▶ _Objective_: Note how many lines include the word "Party", and give that number by itself.

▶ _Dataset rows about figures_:
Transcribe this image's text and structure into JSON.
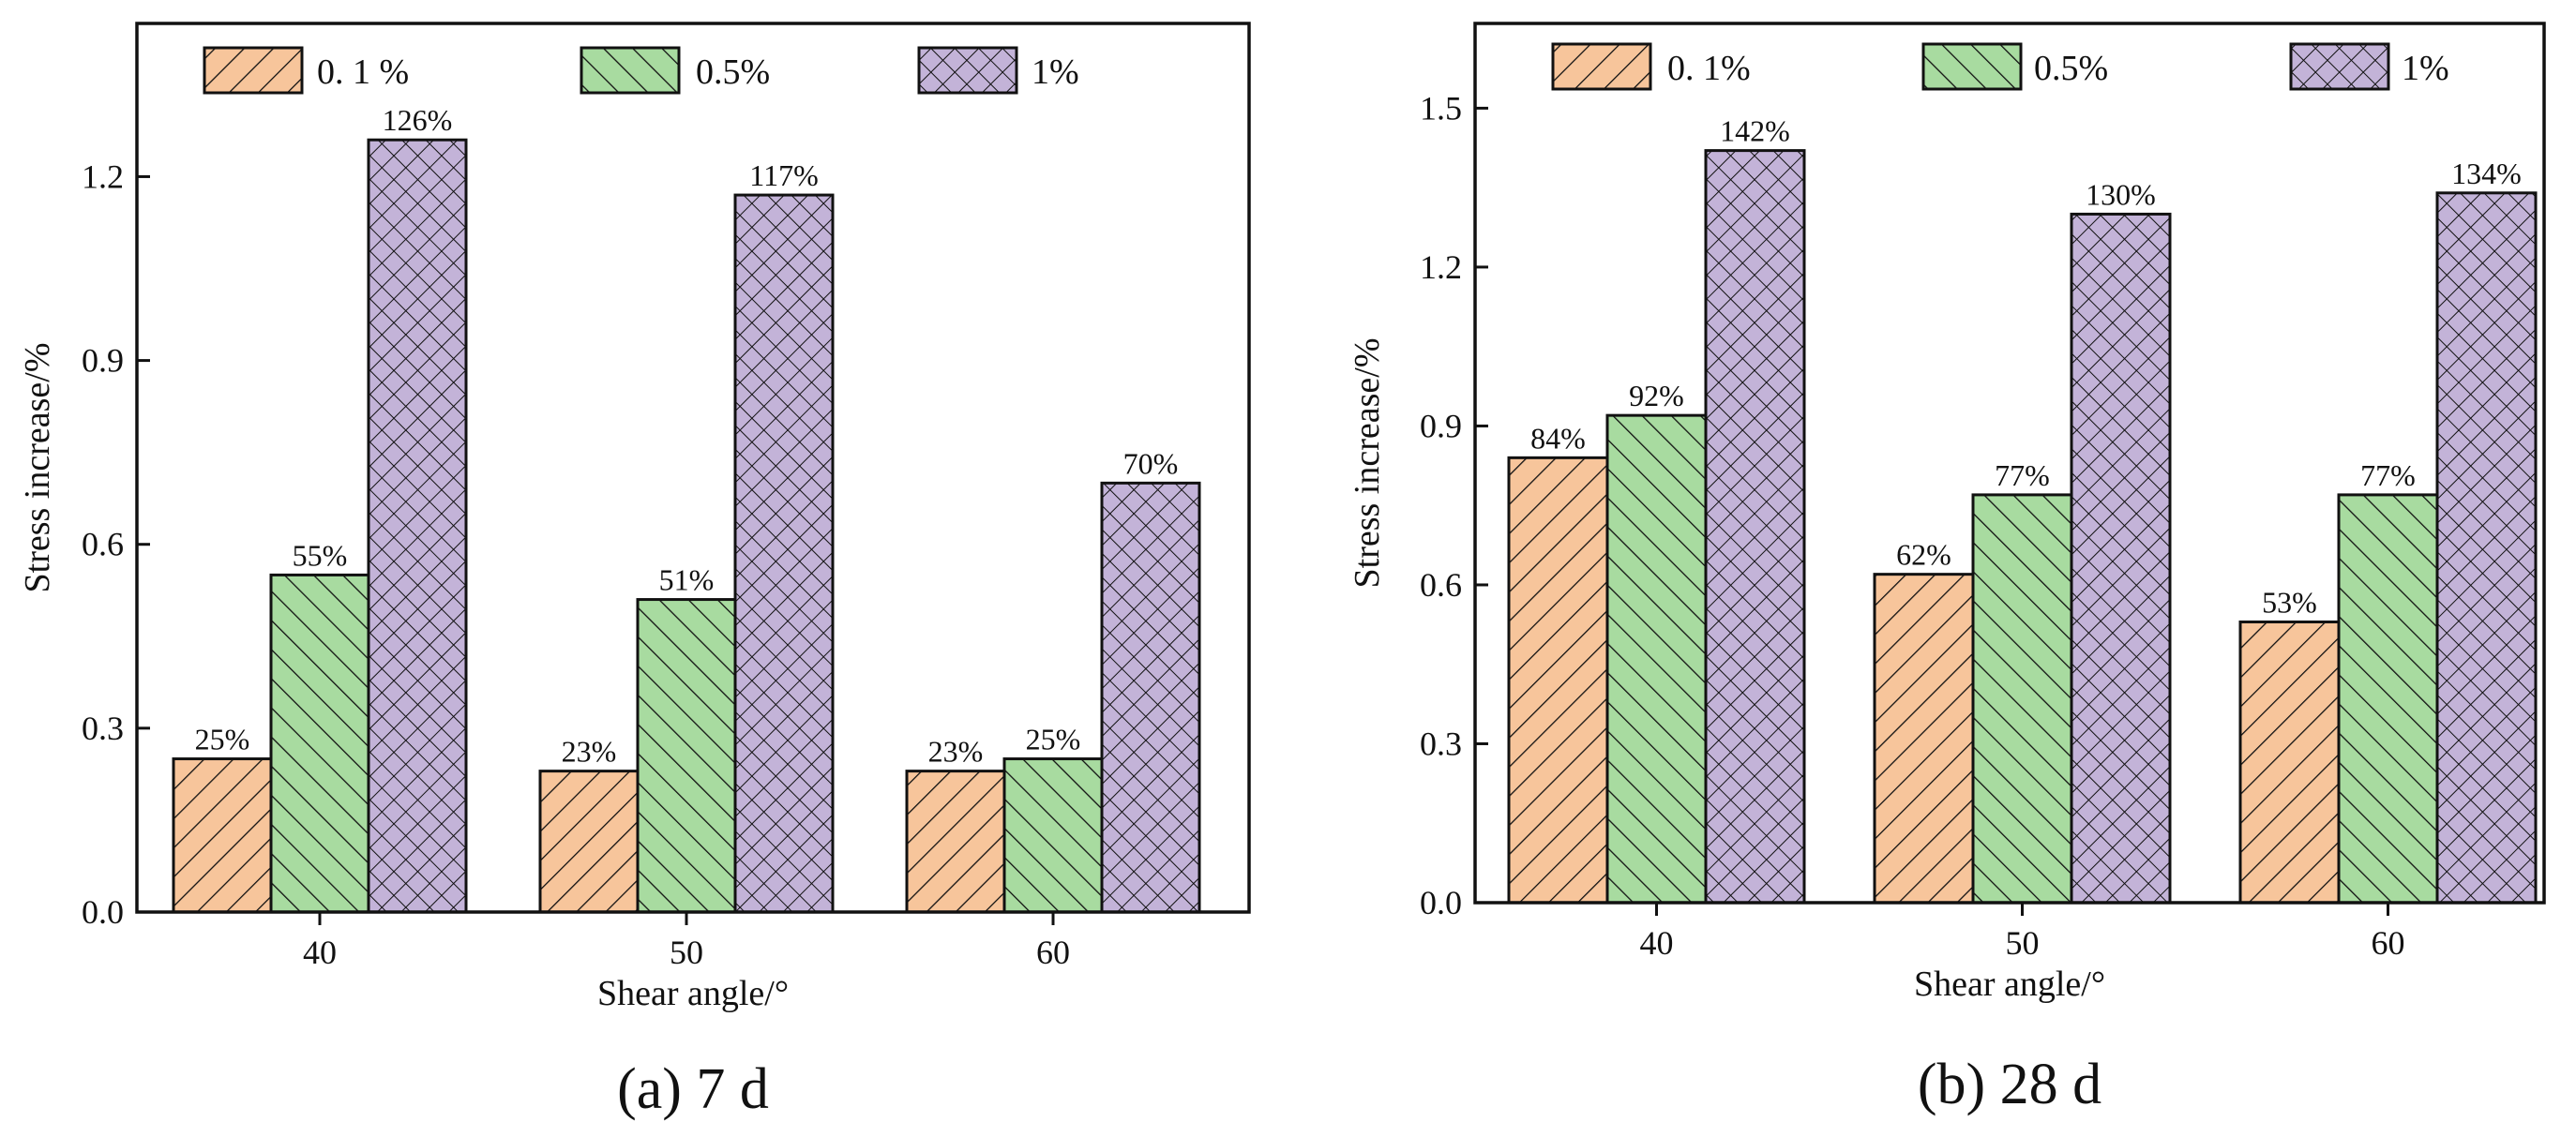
{
  "colors": {
    "series": [
      "#f7c59b",
      "#a8dba0",
      "#c3b3d8"
    ],
    "stroke": "#111111"
  },
  "chart_data": [
    {
      "type": "bar",
      "panel_id": "a",
      "caption": {
        "letter": "(a)",
        "text": "7 d"
      },
      "xlabel": "Shear angle/°",
      "ylabel": "Stress increase/%",
      "categories": [
        "40",
        "50",
        "60"
      ],
      "ylim": [
        0,
        1.45
      ],
      "yticks": [
        "0.0",
        "0.3",
        "0.6",
        "0.9",
        "1.2"
      ],
      "ytick_values": [
        0,
        0.3,
        0.6,
        0.9,
        1.2
      ],
      "legend_position": "top",
      "series": [
        {
          "name": "0. 1 %",
          "pattern": "forward-hatch",
          "values": [
            0.25,
            0.23,
            0.23
          ],
          "labels": [
            "25%",
            "23%",
            "23%"
          ]
        },
        {
          "name": "0.5%",
          "pattern": "backward-hatch",
          "values": [
            0.55,
            0.51,
            0.25
          ],
          "labels": [
            "55%",
            "51%",
            "25%"
          ]
        },
        {
          "name": "1%",
          "pattern": "cross-hatch",
          "values": [
            1.26,
            1.17,
            0.7
          ],
          "labels": [
            "126%",
            "117%",
            "70%"
          ]
        }
      ]
    },
    {
      "type": "bar",
      "panel_id": "b",
      "caption": {
        "letter": "(b)",
        "text": "28 d"
      },
      "xlabel": "Shear angle/°",
      "ylabel": "Stress increase/%",
      "categories": [
        "40",
        "50",
        "60"
      ],
      "ylim": [
        0,
        1.66
      ],
      "yticks": [
        "0.0",
        "0.3",
        "0.6",
        "0.9",
        "1.2",
        "1.5"
      ],
      "ytick_values": [
        0,
        0.3,
        0.6,
        0.9,
        1.2,
        1.5
      ],
      "legend_position": "top",
      "series": [
        {
          "name": "0. 1%",
          "pattern": "forward-hatch",
          "values": [
            0.84,
            0.62,
            0.53
          ],
          "labels": [
            "84%",
            "62%",
            "53%"
          ]
        },
        {
          "name": "0.5%",
          "pattern": "backward-hatch",
          "values": [
            0.92,
            0.77,
            0.77
          ],
          "labels": [
            "92%",
            "77%",
            "77%"
          ]
        },
        {
          "name": "1%",
          "pattern": "cross-hatch",
          "values": [
            1.42,
            1.3,
            1.34
          ],
          "labels": [
            "142%",
            "130%",
            "134%"
          ]
        }
      ]
    }
  ]
}
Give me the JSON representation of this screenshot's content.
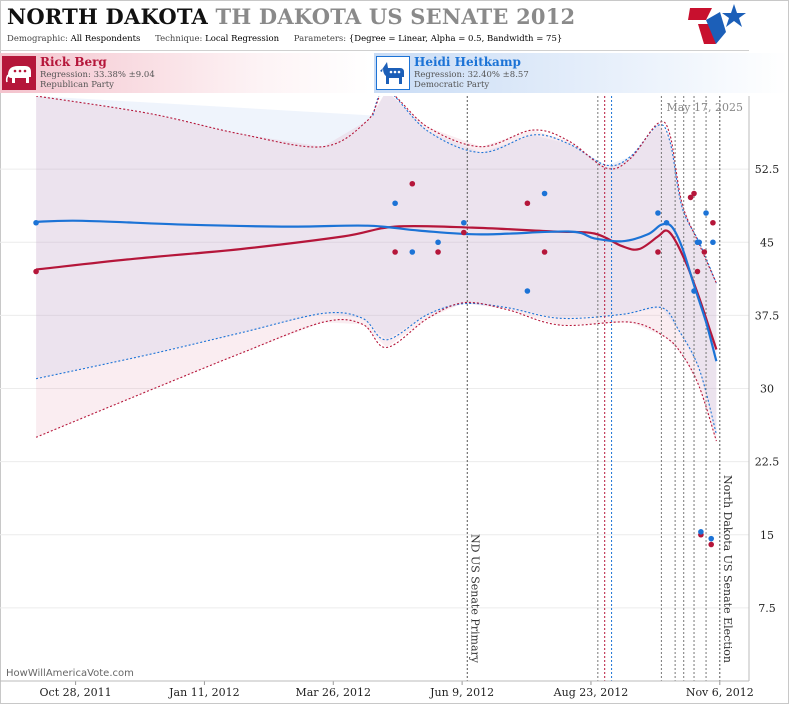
{
  "header": {
    "state": "NORTH DAKOTA",
    "race": "TH DAKOTA US SENATE 2012",
    "demographic_label": "Demographic:",
    "demographic_value": "All Respondents",
    "technique_label": "Technique:",
    "technique_value": "Local Regression",
    "parameters_label": "Parameters:",
    "parameters_value": "{Degree = Linear, Alpha = 0.5, Bandwidth = 75}"
  },
  "candidates": {
    "republican": {
      "name": "Rick Berg",
      "regression": "Regression: 33.38% ±9.04",
      "party": "Republican Party",
      "icon": "elephant-icon",
      "color": "#b5163a"
    },
    "democratic": {
      "name": "Heidi Heitkamp",
      "regression": "Regression: 32.40% ±8.57",
      "party": "Democratic Party",
      "icon": "donkey-icon",
      "color": "#1c73d6"
    }
  },
  "credit": "HowWillAmericaVote.com",
  "chart_data": {
    "type": "line",
    "date_stamp": "May 17, 2025",
    "x_range": [
      "2011-09-14",
      "2012-11-23"
    ],
    "y_range": [
      0,
      60
    ],
    "y_ticks": [
      7.5,
      15,
      22.5,
      30,
      37.5,
      45,
      52.5
    ],
    "y_tick_labels": [
      "7.5",
      "15",
      "22.5",
      "30",
      "37.5",
      "45",
      "52.5"
    ],
    "x_ticks": [
      "2011-10-28",
      "2012-01-11",
      "2012-03-26",
      "2012-06-09",
      "2012-08-23",
      "2012-11-06"
    ],
    "x_tick_labels": [
      "Oct 28, 2011",
      "Jan 11, 2012",
      "Mar 26, 2012",
      "Jun 9, 2012",
      "Aug 23, 2012",
      "Nov 6, 2012"
    ],
    "event_lines": [
      {
        "date": "2012-06-12",
        "label": "ND US Senate Primary",
        "color": "#555555"
      },
      {
        "date": "2012-11-06",
        "label": "North Dakota US Senate Election",
        "color": "#555555"
      }
    ],
    "marker_lines": [
      {
        "date": "2012-08-27",
        "color": "#777777"
      },
      {
        "date": "2012-08-31",
        "color": "#b5163a"
      },
      {
        "date": "2012-09-04",
        "color": "#1c73d6"
      },
      {
        "date": "2012-10-03",
        "color": "#777777"
      },
      {
        "date": "2012-10-11",
        "color": "#777777"
      },
      {
        "date": "2012-10-16",
        "color": "#777777"
      },
      {
        "date": "2012-10-22",
        "color": "#777777"
      },
      {
        "date": "2012-10-29",
        "color": "#777777"
      }
    ],
    "series": [
      {
        "name": "Rick Berg",
        "color": "#b5163a",
        "regression": [
          {
            "x": "2011-10-05",
            "y": 42.2
          },
          {
            "x": "2011-12-01",
            "y": 43.3
          },
          {
            "x": "2012-02-01",
            "y": 44.3
          },
          {
            "x": "2012-04-01",
            "y": 45.6
          },
          {
            "x": "2012-05-01",
            "y": 46.6
          },
          {
            "x": "2012-06-15",
            "y": 46.5
          },
          {
            "x": "2012-08-01",
            "y": 46.1
          },
          {
            "x": "2012-08-25",
            "y": 45.9
          },
          {
            "x": "2012-09-10",
            "y": 44.6
          },
          {
            "x": "2012-09-20",
            "y": 44.3
          },
          {
            "x": "2012-10-01",
            "y": 45.6
          },
          {
            "x": "2012-10-06",
            "y": 46.2
          },
          {
            "x": "2012-10-11",
            "y": 45.2
          },
          {
            "x": "2012-10-18",
            "y": 42.6
          },
          {
            "x": "2012-10-25",
            "y": 39.3
          },
          {
            "x": "2012-11-01",
            "y": 35.6
          },
          {
            "x": "2012-11-04",
            "y": 34.0
          }
        ],
        "upper": [
          {
            "x": "2011-10-05",
            "y": 60.0
          },
          {
            "x": "2011-12-10",
            "y": 58.2
          },
          {
            "x": "2012-02-01",
            "y": 56.1
          },
          {
            "x": "2012-03-20",
            "y": 54.8
          },
          {
            "x": "2012-04-15",
            "y": 57.5
          },
          {
            "x": "2012-04-26",
            "y": 60.5
          },
          {
            "x": "2012-05-20",
            "y": 56.8
          },
          {
            "x": "2012-06-20",
            "y": 54.8
          },
          {
            "x": "2012-07-20",
            "y": 56.5
          },
          {
            "x": "2012-08-10",
            "y": 55.4
          },
          {
            "x": "2012-09-01",
            "y": 52.6
          },
          {
            "x": "2012-09-15",
            "y": 53.6
          },
          {
            "x": "2012-10-01",
            "y": 57.2
          },
          {
            "x": "2012-10-08",
            "y": 56.0
          },
          {
            "x": "2012-10-15",
            "y": 49.0
          },
          {
            "x": "2012-10-25",
            "y": 44.8
          },
          {
            "x": "2012-11-04",
            "y": 40.8
          }
        ],
        "lower": [
          {
            "x": "2011-10-05",
            "y": 25.0
          },
          {
            "x": "2011-12-10",
            "y": 29.8
          },
          {
            "x": "2012-02-01",
            "y": 33.6
          },
          {
            "x": "2012-03-20",
            "y": 36.8
          },
          {
            "x": "2012-04-12",
            "y": 36.6
          },
          {
            "x": "2012-04-26",
            "y": 34.2
          },
          {
            "x": "2012-05-20",
            "y": 37.2
          },
          {
            "x": "2012-06-10",
            "y": 38.8
          },
          {
            "x": "2012-07-05",
            "y": 38.1
          },
          {
            "x": "2012-08-05",
            "y": 36.5
          },
          {
            "x": "2012-09-15",
            "y": 36.8
          },
          {
            "x": "2012-10-05",
            "y": 35.3
          },
          {
            "x": "2012-10-15",
            "y": 33.5
          },
          {
            "x": "2012-10-25",
            "y": 30.2
          },
          {
            "x": "2012-11-04",
            "y": 24.6
          }
        ],
        "points": [
          {
            "x": "2011-10-05",
            "y": 42
          },
          {
            "x": "2012-05-01",
            "y": 44
          },
          {
            "x": "2012-05-11",
            "y": 51
          },
          {
            "x": "2012-05-26",
            "y": 44
          },
          {
            "x": "2012-06-10",
            "y": 46
          },
          {
            "x": "2012-07-17",
            "y": 49
          },
          {
            "x": "2012-07-27",
            "y": 44
          },
          {
            "x": "2012-10-01",
            "y": 44
          },
          {
            "x": "2012-10-20",
            "y": 49.6
          },
          {
            "x": "2012-10-22",
            "y": 50
          },
          {
            "x": "2012-10-24",
            "y": 42
          },
          {
            "x": "2012-10-28",
            "y": 44
          },
          {
            "x": "2012-11-02",
            "y": 47
          },
          {
            "x": "2012-10-26",
            "y": 15
          },
          {
            "x": "2012-11-01",
            "y": 14
          }
        ]
      },
      {
        "name": "Heidi Heitkamp",
        "color": "#1c73d6",
        "regression": [
          {
            "x": "2011-10-05",
            "y": 47.1
          },
          {
            "x": "2011-11-01",
            "y": 47.2
          },
          {
            "x": "2012-01-01",
            "y": 46.8
          },
          {
            "x": "2012-03-01",
            "y": 46.6
          },
          {
            "x": "2012-04-15",
            "y": 46.7
          },
          {
            "x": "2012-05-15",
            "y": 46.2
          },
          {
            "x": "2012-06-20",
            "y": 45.8
          },
          {
            "x": "2012-08-10",
            "y": 46.1
          },
          {
            "x": "2012-08-25",
            "y": 45.4
          },
          {
            "x": "2012-09-10",
            "y": 45.1
          },
          {
            "x": "2012-09-25",
            "y": 45.8
          },
          {
            "x": "2012-10-03",
            "y": 46.8
          },
          {
            "x": "2012-10-09",
            "y": 46.6
          },
          {
            "x": "2012-10-15",
            "y": 44.5
          },
          {
            "x": "2012-10-22",
            "y": 40.6
          },
          {
            "x": "2012-10-29",
            "y": 36.8
          },
          {
            "x": "2012-11-04",
            "y": 32.8
          }
        ],
        "upper": [
          {
            "x": "2012-04-18",
            "y": 58.0
          },
          {
            "x": "2012-04-26",
            "y": 60.6
          },
          {
            "x": "2012-05-20",
            "y": 56.4
          },
          {
            "x": "2012-06-20",
            "y": 54.2
          },
          {
            "x": "2012-07-20",
            "y": 56.0
          },
          {
            "x": "2012-08-10",
            "y": 55.1
          },
          {
            "x": "2012-09-01",
            "y": 52.9
          },
          {
            "x": "2012-09-15",
            "y": 53.8
          },
          {
            "x": "2012-10-01",
            "y": 57.0
          },
          {
            "x": "2012-10-08",
            "y": 55.3
          },
          {
            "x": "2012-10-15",
            "y": 48.6
          },
          {
            "x": "2012-10-25",
            "y": 45.0
          },
          {
            "x": "2012-11-04",
            "y": 40.8
          }
        ],
        "lower": [
          {
            "x": "2011-10-05",
            "y": 31.0
          },
          {
            "x": "2011-12-10",
            "y": 33.5
          },
          {
            "x": "2012-02-01",
            "y": 35.7
          },
          {
            "x": "2012-03-20",
            "y": 37.7
          },
          {
            "x": "2012-04-12",
            "y": 37.2
          },
          {
            "x": "2012-04-26",
            "y": 35.0
          },
          {
            "x": "2012-05-20",
            "y": 37.6
          },
          {
            "x": "2012-06-10",
            "y": 38.7
          },
          {
            "x": "2012-07-05",
            "y": 38.3
          },
          {
            "x": "2012-08-05",
            "y": 37.2
          },
          {
            "x": "2012-09-10",
            "y": 37.6
          },
          {
            "x": "2012-10-03",
            "y": 38.3
          },
          {
            "x": "2012-10-13",
            "y": 36.0
          },
          {
            "x": "2012-10-25",
            "y": 32.0
          },
          {
            "x": "2012-11-04",
            "y": 25.3
          }
        ],
        "points": [
          {
            "x": "2011-10-05",
            "y": 47
          },
          {
            "x": "2012-05-01",
            "y": 49
          },
          {
            "x": "2012-05-11",
            "y": 44
          },
          {
            "x": "2012-05-26",
            "y": 45
          },
          {
            "x": "2012-06-10",
            "y": 47
          },
          {
            "x": "2012-07-17",
            "y": 40
          },
          {
            "x": "2012-07-27",
            "y": 50
          },
          {
            "x": "2012-10-01",
            "y": 48
          },
          {
            "x": "2012-10-06",
            "y": 47
          },
          {
            "x": "2012-10-22",
            "y": 40
          },
          {
            "x": "2012-10-24",
            "y": 45
          },
          {
            "x": "2012-10-25",
            "y": 45
          },
          {
            "x": "2012-10-29",
            "y": 48
          },
          {
            "x": "2012-11-02",
            "y": 45
          },
          {
            "x": "2012-10-26",
            "y": 15.3
          },
          {
            "x": "2012-11-01",
            "y": 14.6
          }
        ]
      }
    ]
  }
}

▶ _Written reply_: 2